Consigne A: Pourriez-vous recopier mot pour mot, dans les enregistrements ci-dessous, le passage qui commence à la ligne contenant "437, 340, 449]" et se termine à la ligne contenant "381, 200, 393]", ces deux lignes comprises ?

+-------+

Le Monde du 29 juin 2001

 

Pas beaucoup de promeneurs, hier, rue Gay-Lussac. Je crois même que j'étais le seul à suivre cette rue légèrement en pente dont la trouée se perd vers je ne sais plus quel horizon. Juste avant d'arriver dans la zone des Ursulines, j'ai remarqué à la vitrine d'une librairie la couverture d'un livre dont le titre était : L'Assassinat de Pierre Bosmans. Une couverture d'un blanc sale. En son milieu, une tache orange sur laquelle était inscrit en caractères noirs : ASSASSINAT. La couverture et le titre étaient en harmonie avec ce dimanche et cette rue. Le lendemain, je suis revenu acheter le livre. Il retraçait un fait divers. Quatre jeunes gens de dix-huit ans - dont une fille - fréquentent à Paris le même cours secondaire. Un beau jour, trois d'entre eux décident de tuer le quatrième. Le meurtre est commis par P., un après-midi de décembre, dans une allée forestière des environs de Paris. Quel en était le mobile ? Une rivalité, puisque Pierre Bosmans et P. étaient amoureux de la fille. Et les quatre jeunes gens vivaient coupés de la réalité, dans un climat oppressant de mythomanie. Pierre Bosmans leur avait fait croire qu'il avait une maîtresse richissime habitant l'hôtel Crillon, une somme d'argent de 2 millions, et qu'il était agent secret et trafiquant d'armes.

Je me suis demandé si les trois complices de ce crime habitaient encore Paris aujourd'hui et quel souvenir ils gardaient de leurs dix-huit ans et du cauchemar où ils avaient pataugé. Je les imaginais, préparant le meurtre à la sortie de leur cours, par des journées grises, comme ce dimanche. Ils tenaient un dernier conciliabule autour d'une table de café et leurs voix étaient couvertes par les crépitements du billard électrique. Ils sortaient du café et se retrouvaient dans une rue voisine de la rue Gay-Lussac, aussi droite, aussi morne, mais dont le nom avait une sonorité plus funèbre : la rue Monge.

Les dimanches soir d'hiver, le vent soufflait sur la place du Panthéon. A droite, une lumière derrière les vitres : le commissariat de police, l'un des plus inquiétants de Paris. Hier, j'ai cru revivre un mauvais rêve. C'était l'heure de rentrer au lycée, là-bas, tout au fond de la place. J'y avais été pensionnaire à dix-sept ans. Chaque soir, vers 5 heures, je voyais la foule des élèves sortir par le porche et nous ne restions qu'un petit nombre dans la cour de "récréation" avant de rentrer en "étude". Je ne me souviens plus très bien de mes camarades d'internat. Parfois il en est ainsi pour ceux qui ont fait un séjour en prison : ils tâchent d'oublier leurs compagnons de cellule. Trois garçons venus de Sarreguemines préparaient l'Ecole normale supérieure. Un Martiniquais de ma classe se joignait souvent à eux. D'un autre élève qui portait toujours une pipe, une blouse grise et des charentaises, on disait qu'il n'avait pas quitté l'enceinte du lycée depuis trois ans. Je me souviens aussi, vaguement, de mon voisin de dortoir : un petit roux, que j'ai aperçu deux ou trois ans plus tard, de loin, boulevard Saint-Michel dans un uniforme de bidasse, sous la pluie. Après l'extinction des feux, un veilleur de nuit traversait les dortoirs, une lanterne à la main, et vérifiait si chaque lit était bien occupé. C'était l'automne de 1962, mais aussi le XIXe siècle et peut-être une époque encore plus reculée dans le temps.

+-------+

Consigne B: D'après l'extrait de page, à quel âge le narrateur avait-il été pensionnaire au lycée ?

Lignes de données:
+-------+

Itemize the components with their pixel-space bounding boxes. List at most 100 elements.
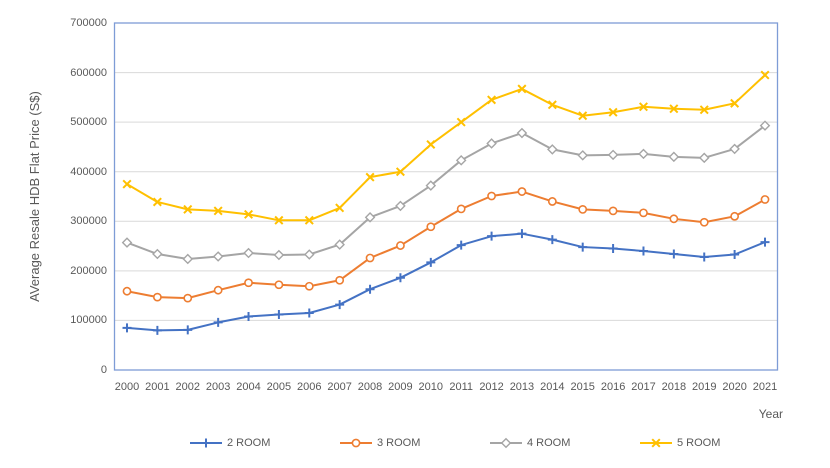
legend-item-2-room: 2 ROOM	[190, 437, 340, 449]
series-2-room-marker	[213, 317, 223, 327]
series-4-room-marker	[303, 249, 315, 260]
series-4-room-marker	[607, 149, 619, 161]
series-3-room-marker	[244, 278, 253, 288]
series-3-room-marker	[699, 217, 709, 227]
series-5-room-marker	[608, 107, 618, 117]
series-5-room-marker	[456, 117, 466, 127]
legend-marker	[201, 438, 211, 448]
series-3-room-marker	[730, 211, 740, 221]
series-5-room-marker	[365, 172, 375, 182]
series-4-room-marker	[425, 180, 437, 191]
series-2-room-marker	[638, 246, 648, 256]
y-tick-label: 0	[100, 364, 107, 376]
legend-swatch	[340, 438, 372, 448]
series-4-room-marker	[759, 120, 771, 131]
series-5-room-marker	[578, 111, 588, 121]
series-5-room-marker	[638, 102, 648, 112]
series-3-room-marker	[396, 241, 405, 250]
y-tick-label: 300000	[70, 215, 107, 228]
series-3-room-marker	[608, 206, 618, 216]
series-2-room-marker	[456, 240, 466, 250]
x-tick-label: 2017	[631, 381, 656, 393]
legend-swatch	[490, 437, 522, 449]
series-2-room-marker	[122, 323, 132, 333]
series-5-room-marker	[395, 167, 405, 177]
legend-label: 4 ROOM	[527, 437, 571, 449]
legend-item-4-room: 4 ROOM	[490, 437, 640, 449]
series-3-room-marker	[760, 195, 770, 204]
series-5-room-marker	[760, 70, 770, 80]
series-2-room-marker	[244, 311, 254, 321]
series-4-room-marker	[486, 138, 497, 149]
series-3-room-marker	[213, 285, 223, 295]
x-tick-label: 2012	[479, 381, 504, 393]
series-5-room-marker	[426, 139, 436, 149]
series-5-room-marker	[304, 215, 314, 225]
x-tick-label: 2009	[388, 381, 413, 393]
series-3-room-marker	[517, 187, 527, 196]
series-3-room-marker	[152, 292, 162, 302]
plot-border	[113, 22, 779, 371]
series-5-room-marker	[213, 206, 223, 216]
series-2-room-marker	[730, 249, 740, 259]
legend-label: 5 ROOM	[677, 437, 721, 449]
y-tick-label: 600000	[70, 66, 107, 79]
legend: 2 ROOM 3 ROOM 4 ROOM 5 ROOM	[190, 437, 790, 449]
series-2-room-marker	[335, 300, 345, 310]
series-3-room-marker	[578, 204, 588, 214]
x-tick-label: 2006	[297, 381, 322, 393]
series-5-room-marker	[274, 215, 284, 225]
series-4-room-marker	[638, 148, 649, 160]
series-3-room-marker	[304, 281, 314, 291]
series-3-room-marker	[365, 253, 375, 263]
x-tick-label: 2000	[114, 381, 140, 393]
x-tick-label: 2002	[175, 381, 200, 393]
series-3-room-marker	[547, 197, 557, 206]
x-tick-label: 2016	[600, 381, 626, 393]
series-5-room-marker	[517, 84, 527, 94]
series-4-room-marker	[668, 151, 680, 163]
x-tick-label: 2014	[540, 381, 565, 393]
legend-item-5-room: 5 ROOM	[640, 437, 790, 449]
series-5-room-marker	[183, 204, 193, 214]
y-tick-label: 700000	[70, 17, 107, 29]
series-3-room-marker	[426, 222, 436, 232]
series-2-room-marker	[365, 284, 375, 294]
series-5-room-marker	[152, 197, 162, 207]
y-tick-label: 100000	[70, 314, 107, 327]
x-tick-label: 2010	[418, 381, 444, 393]
legend-item-3-room: 3 ROOM	[340, 437, 490, 449]
series-2-room-marker	[183, 325, 193, 335]
series-4-room-marker	[364, 212, 376, 223]
series-4-room-marker	[121, 237, 133, 248]
series-4-room-marker	[395, 200, 406, 212]
series-3-room-marker	[669, 214, 679, 224]
series-2-room-marker	[608, 244, 618, 254]
legend-marker	[500, 437, 512, 449]
legend-swatch	[190, 438, 222, 448]
series-2-room-marker	[152, 325, 162, 335]
series-3-room-marker	[335, 275, 345, 285]
series-4-room-marker	[212, 251, 224, 262]
y-tick-label: 400000	[70, 165, 107, 178]
series-2-room-marker	[760, 237, 770, 247]
series-4-room-marker	[152, 248, 163, 260]
x-tick-label: 2007	[327, 381, 352, 393]
series-4-room-marker	[273, 249, 285, 261]
legend-label: 3 ROOM	[377, 437, 421, 449]
legend-swatch	[640, 438, 672, 448]
series-5-room-marker	[669, 104, 679, 114]
series-4-room-marker	[577, 150, 589, 161]
series-4-room-marker	[547, 144, 558, 155]
x-tick-label: 2020	[722, 381, 747, 393]
series-4-room-marker	[243, 247, 254, 259]
x-tick-label: 2001	[145, 381, 170, 393]
series-4-room-marker	[729, 143, 740, 155]
x-tick-label: 2005	[266, 381, 292, 393]
series-5-room-marker	[730, 98, 740, 108]
series-2-room-marker	[517, 229, 527, 239]
series-3-room-marker	[487, 191, 496, 201]
legend-marker	[651, 438, 661, 448]
series-5-room-marker	[699, 105, 709, 115]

+-------+

Réponse complète A:
legend-item-2-room: 2 ROOM	[190, 437, 340, 449]
series-2-room-marker	[213, 317, 223, 327]
series-4-room-marker	[303, 249, 315, 260]
series-4-room-marker	[607, 149, 619, 161]
series-3-room-marker	[244, 278, 253, 288]
series-3-room-marker	[699, 217, 709, 227]
series-5-room-marker	[608, 107, 618, 117]
series-5-room-marker	[456, 117, 466, 127]
legend-marker	[201, 438, 211, 448]
series-3-room-marker	[730, 211, 740, 221]
series-5-room-marker	[365, 172, 375, 182]
series-4-room-marker	[425, 180, 437, 191]
series-2-room-marker	[638, 246, 648, 256]
y-tick-label: 0	[100, 364, 107, 376]
legend-swatch	[340, 438, 372, 448]
series-4-room-marker	[759, 120, 771, 131]
series-5-room-marker	[578, 111, 588, 121]
series-5-room-marker	[638, 102, 648, 112]
series-3-room-marker	[396, 241, 405, 250]
y-tick-label: 300000	[70, 215, 107, 228]
series-3-room-marker	[608, 206, 618, 216]
series-2-room-marker	[456, 240, 466, 250]
x-tick-label: 2017	[631, 381, 656, 393]
legend-swatch	[490, 437, 522, 449]
series-2-room-marker	[122, 323, 132, 333]
series-5-room-marker	[395, 167, 405, 177]
legend-label: 4 ROOM	[527, 437, 571, 449]
legend-item-4-room: 4 ROOM	[490, 437, 640, 449]
series-3-room-marker	[760, 195, 770, 204]
series-5-room-marker	[760, 70, 770, 80]
series-2-room-marker	[244, 311, 254, 321]
series-4-room-marker	[486, 138, 497, 149]
series-3-room-marker	[213, 285, 223, 295]
x-tick-label: 2012	[479, 381, 504, 393]
series-5-room-marker	[426, 139, 436, 149]
series-5-room-marker	[304, 215, 314, 225]
x-tick-label: 2009	[388, 381, 413, 393]
series-3-room-marker	[517, 187, 527, 196]
series-3-room-marker	[152, 292, 162, 302]
plot-border	[113, 22, 779, 371]
series-5-room-marker	[213, 206, 223, 216]
series-2-room-marker	[730, 249, 740, 259]
legend-label: 5 ROOM	[677, 437, 721, 449]
y-tick-label: 600000	[70, 66, 107, 79]
legend: 2 ROOM 3 ROOM 4 ROOM 5 ROOM	[190, 437, 790, 449]
series-2-room-marker	[335, 300, 345, 310]
series-3-room-marker	[578, 204, 588, 214]
x-tick-label: 2006	[297, 381, 322, 393]
series-5-room-marker	[274, 215, 284, 225]
series-4-room-marker	[638, 148, 649, 160]
series-3-room-marker	[304, 281, 314, 291]
series-3-room-marker	[365, 253, 375, 263]
x-tick-label: 2000	[114, 381, 140, 393]
x-tick-label: 2002	[175, 381, 200, 393]

Réponse complète B: À dix-sept ans.